Problem requirements ▸
Gather every line that includes the word "ylabel", please.

Dataset content ▸
------------------------------

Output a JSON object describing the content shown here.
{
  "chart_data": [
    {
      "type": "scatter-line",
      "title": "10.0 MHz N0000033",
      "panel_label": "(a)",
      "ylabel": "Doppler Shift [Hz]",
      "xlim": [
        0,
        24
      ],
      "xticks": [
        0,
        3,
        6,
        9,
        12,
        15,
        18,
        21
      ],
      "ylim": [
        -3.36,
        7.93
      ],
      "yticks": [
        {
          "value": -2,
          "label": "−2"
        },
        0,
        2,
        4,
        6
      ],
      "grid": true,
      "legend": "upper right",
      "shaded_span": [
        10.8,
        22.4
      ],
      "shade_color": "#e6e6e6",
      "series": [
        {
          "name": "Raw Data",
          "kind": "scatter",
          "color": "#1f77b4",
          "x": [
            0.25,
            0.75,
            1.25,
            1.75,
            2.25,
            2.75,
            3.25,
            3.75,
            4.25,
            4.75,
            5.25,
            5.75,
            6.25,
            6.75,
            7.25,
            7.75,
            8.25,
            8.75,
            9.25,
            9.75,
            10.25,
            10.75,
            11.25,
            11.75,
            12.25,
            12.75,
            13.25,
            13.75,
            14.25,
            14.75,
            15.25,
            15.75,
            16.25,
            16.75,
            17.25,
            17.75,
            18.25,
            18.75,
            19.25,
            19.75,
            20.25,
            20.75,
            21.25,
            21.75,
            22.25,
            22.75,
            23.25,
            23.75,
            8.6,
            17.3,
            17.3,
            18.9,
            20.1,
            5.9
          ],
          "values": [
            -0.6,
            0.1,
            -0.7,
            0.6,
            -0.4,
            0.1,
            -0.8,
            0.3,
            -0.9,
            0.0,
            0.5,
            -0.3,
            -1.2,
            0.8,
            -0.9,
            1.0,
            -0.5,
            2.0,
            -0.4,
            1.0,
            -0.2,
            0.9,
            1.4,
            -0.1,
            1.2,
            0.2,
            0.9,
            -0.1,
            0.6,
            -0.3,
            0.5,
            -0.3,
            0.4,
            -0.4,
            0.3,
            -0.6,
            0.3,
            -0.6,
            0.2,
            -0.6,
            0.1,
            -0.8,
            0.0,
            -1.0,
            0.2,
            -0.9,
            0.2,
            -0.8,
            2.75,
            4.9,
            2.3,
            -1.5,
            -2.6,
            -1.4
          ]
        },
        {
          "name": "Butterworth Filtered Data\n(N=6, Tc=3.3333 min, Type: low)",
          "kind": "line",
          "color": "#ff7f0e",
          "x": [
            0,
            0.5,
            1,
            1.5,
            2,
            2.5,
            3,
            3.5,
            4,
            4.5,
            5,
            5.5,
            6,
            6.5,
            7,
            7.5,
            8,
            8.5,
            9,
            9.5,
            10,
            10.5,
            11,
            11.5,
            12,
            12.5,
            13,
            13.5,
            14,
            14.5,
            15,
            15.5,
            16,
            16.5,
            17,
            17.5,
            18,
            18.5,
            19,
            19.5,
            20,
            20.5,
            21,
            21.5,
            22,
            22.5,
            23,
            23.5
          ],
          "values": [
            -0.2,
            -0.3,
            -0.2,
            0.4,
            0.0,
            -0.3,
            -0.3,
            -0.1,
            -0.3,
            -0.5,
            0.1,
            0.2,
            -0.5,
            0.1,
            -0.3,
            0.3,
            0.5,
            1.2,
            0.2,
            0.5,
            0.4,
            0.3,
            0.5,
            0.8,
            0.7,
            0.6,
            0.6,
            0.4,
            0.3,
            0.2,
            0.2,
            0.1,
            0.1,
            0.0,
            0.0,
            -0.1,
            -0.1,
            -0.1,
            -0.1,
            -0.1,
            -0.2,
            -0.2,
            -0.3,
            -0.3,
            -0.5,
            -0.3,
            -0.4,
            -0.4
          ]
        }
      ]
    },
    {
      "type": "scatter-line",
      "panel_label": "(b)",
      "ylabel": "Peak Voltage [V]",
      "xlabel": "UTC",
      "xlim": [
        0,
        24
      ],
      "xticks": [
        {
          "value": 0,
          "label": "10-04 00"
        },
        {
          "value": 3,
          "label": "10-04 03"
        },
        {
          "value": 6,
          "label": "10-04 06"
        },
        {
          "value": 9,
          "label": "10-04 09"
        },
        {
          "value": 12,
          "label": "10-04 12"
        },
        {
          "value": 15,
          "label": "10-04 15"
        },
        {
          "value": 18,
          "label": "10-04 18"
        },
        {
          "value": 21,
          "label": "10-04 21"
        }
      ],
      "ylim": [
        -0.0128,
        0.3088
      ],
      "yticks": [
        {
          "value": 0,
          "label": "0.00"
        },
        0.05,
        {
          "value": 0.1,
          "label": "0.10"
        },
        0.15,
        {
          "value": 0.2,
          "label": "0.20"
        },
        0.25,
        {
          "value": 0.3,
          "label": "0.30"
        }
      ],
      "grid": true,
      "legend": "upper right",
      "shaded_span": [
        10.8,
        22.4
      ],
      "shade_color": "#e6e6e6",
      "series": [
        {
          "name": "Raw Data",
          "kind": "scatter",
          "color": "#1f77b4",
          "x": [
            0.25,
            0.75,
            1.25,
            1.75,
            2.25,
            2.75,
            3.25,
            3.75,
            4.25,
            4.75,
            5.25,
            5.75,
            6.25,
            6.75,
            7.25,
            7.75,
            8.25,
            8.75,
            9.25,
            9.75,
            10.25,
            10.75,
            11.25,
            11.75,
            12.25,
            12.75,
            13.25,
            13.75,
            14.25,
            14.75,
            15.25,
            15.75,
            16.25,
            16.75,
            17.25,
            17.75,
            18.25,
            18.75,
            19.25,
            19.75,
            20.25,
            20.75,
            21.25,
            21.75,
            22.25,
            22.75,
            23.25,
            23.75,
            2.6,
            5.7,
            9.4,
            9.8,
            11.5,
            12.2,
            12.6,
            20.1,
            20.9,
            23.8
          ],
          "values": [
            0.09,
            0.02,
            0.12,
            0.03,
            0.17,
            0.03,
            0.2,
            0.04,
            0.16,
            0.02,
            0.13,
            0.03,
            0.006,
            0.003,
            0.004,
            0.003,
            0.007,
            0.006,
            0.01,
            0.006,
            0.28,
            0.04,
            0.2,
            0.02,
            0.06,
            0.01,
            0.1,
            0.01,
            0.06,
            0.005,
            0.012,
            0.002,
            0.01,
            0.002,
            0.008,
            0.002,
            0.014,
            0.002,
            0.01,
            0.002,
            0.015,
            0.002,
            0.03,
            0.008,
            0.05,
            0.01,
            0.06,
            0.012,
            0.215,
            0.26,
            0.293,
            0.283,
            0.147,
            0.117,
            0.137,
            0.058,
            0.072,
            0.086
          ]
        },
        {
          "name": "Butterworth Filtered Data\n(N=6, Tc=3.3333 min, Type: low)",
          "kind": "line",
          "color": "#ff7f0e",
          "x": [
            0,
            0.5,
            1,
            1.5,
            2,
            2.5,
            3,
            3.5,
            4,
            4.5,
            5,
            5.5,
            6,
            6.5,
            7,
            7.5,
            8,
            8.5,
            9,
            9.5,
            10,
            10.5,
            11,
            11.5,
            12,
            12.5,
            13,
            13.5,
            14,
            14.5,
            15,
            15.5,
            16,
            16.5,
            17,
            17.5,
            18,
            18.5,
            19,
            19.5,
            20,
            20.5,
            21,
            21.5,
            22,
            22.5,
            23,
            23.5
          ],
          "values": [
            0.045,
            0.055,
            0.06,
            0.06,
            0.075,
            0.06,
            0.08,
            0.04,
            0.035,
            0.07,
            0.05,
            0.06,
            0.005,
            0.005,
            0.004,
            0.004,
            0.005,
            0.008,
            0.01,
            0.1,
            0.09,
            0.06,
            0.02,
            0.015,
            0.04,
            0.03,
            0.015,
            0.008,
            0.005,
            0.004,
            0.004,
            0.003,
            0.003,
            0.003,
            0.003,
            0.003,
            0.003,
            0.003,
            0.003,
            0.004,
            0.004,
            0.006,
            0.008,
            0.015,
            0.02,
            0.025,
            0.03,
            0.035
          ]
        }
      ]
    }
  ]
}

------------------------------

Exercise answer ▸
      "ylabel": "Doppler Shift [Hz]",
      "ylabel": "Peak Voltage [V]",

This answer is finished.